##### Exercise inputs
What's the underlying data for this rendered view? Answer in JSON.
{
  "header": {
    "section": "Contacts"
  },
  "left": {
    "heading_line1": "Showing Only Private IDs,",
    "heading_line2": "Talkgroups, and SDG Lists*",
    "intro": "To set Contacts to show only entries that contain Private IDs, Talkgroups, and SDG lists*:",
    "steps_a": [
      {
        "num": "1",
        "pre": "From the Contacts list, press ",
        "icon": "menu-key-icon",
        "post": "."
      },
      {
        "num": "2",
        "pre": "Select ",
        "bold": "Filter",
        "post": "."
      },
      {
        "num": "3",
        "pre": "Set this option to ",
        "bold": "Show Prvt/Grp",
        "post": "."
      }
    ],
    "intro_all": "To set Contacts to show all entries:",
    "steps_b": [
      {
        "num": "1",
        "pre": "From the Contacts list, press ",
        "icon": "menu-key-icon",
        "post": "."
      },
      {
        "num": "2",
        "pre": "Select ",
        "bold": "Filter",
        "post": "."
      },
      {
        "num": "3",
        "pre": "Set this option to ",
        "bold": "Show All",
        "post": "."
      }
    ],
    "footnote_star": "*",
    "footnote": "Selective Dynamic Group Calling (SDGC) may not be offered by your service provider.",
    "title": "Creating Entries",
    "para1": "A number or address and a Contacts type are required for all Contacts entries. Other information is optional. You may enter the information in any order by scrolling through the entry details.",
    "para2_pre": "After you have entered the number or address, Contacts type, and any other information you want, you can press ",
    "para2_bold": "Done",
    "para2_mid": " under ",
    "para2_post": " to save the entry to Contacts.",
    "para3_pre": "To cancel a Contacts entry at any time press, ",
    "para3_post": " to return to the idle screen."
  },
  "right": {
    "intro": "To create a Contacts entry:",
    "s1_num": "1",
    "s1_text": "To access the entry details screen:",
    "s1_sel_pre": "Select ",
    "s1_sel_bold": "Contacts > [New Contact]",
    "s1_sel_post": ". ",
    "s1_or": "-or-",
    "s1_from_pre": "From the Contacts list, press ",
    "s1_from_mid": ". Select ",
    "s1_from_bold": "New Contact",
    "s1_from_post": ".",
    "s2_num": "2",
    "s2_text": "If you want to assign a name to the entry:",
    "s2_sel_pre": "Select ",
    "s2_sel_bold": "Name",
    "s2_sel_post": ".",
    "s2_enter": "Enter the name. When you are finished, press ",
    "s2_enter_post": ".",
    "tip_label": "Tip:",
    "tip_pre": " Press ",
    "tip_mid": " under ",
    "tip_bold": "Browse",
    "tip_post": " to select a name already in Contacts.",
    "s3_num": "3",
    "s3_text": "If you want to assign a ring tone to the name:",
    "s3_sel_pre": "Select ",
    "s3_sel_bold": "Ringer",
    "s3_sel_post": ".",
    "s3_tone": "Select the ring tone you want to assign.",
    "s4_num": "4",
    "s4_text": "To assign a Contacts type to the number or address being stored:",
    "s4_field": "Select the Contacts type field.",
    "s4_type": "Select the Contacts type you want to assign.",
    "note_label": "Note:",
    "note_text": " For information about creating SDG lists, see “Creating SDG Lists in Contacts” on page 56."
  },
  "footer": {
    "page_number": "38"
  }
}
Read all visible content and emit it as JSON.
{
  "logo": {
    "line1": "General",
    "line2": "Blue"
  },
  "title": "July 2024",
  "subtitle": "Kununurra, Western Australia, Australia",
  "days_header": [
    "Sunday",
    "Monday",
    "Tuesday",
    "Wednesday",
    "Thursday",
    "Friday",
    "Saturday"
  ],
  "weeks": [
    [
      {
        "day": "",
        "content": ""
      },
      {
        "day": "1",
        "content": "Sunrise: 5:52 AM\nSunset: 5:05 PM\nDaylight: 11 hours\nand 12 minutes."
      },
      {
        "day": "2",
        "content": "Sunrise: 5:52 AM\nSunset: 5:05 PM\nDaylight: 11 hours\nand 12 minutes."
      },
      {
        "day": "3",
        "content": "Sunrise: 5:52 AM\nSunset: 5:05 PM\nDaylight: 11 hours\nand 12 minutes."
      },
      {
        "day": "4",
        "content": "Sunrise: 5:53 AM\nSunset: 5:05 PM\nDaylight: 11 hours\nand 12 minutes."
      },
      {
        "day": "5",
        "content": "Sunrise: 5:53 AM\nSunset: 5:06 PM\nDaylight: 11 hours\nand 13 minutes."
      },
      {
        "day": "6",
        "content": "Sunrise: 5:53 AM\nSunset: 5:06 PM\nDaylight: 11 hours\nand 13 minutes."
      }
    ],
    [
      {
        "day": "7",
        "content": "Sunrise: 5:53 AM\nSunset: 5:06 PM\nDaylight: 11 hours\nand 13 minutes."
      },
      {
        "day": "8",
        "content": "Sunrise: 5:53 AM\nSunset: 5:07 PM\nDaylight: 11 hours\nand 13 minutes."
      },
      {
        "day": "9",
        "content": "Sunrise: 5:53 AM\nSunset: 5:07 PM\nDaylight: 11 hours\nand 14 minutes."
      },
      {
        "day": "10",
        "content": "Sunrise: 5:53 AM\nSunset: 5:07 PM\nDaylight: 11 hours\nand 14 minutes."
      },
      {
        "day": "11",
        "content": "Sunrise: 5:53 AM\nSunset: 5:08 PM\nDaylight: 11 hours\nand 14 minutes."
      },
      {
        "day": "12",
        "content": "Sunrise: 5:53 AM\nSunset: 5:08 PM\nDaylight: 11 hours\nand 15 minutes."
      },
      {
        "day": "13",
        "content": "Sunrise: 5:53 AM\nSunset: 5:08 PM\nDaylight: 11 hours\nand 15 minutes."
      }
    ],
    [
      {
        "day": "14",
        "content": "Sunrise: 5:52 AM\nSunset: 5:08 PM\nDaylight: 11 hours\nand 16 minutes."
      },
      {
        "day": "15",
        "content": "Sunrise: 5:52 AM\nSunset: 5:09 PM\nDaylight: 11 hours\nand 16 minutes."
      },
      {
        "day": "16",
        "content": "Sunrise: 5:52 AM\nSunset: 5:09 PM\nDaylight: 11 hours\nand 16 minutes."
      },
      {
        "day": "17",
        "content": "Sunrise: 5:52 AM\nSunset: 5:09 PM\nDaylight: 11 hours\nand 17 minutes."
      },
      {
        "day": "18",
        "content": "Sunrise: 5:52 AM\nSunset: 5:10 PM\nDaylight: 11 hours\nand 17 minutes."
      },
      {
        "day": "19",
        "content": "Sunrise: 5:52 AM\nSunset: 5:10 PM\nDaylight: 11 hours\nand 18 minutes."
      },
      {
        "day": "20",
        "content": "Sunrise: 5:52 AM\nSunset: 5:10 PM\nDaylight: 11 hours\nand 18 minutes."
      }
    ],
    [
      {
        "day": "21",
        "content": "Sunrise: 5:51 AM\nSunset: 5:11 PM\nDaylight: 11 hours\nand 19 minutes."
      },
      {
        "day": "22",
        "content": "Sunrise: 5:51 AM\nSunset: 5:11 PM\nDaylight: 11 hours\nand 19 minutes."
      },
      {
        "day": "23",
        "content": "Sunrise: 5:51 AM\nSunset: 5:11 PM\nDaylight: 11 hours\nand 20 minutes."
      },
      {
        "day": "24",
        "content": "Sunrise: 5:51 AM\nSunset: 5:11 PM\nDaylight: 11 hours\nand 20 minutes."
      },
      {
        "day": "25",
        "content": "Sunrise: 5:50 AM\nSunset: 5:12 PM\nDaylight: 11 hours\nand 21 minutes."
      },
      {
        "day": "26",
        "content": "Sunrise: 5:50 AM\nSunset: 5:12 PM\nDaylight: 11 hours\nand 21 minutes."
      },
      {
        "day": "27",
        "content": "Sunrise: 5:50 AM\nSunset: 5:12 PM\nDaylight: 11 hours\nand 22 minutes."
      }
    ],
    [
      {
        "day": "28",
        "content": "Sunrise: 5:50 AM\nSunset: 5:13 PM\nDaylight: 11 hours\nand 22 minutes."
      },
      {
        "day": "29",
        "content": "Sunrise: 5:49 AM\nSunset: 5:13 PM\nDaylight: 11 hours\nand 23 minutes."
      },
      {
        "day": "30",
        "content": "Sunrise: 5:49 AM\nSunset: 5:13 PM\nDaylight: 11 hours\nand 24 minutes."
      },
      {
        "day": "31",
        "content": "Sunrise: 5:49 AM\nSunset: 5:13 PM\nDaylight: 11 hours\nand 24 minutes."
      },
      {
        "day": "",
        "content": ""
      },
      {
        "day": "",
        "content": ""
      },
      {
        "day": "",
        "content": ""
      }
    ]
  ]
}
##########
### Objective
Extract every line from the records above that contains the word "JSON".

### Full output
What's the underlying data for this rendered view? Answer in JSON.
Read all visible content and emit it as JSON.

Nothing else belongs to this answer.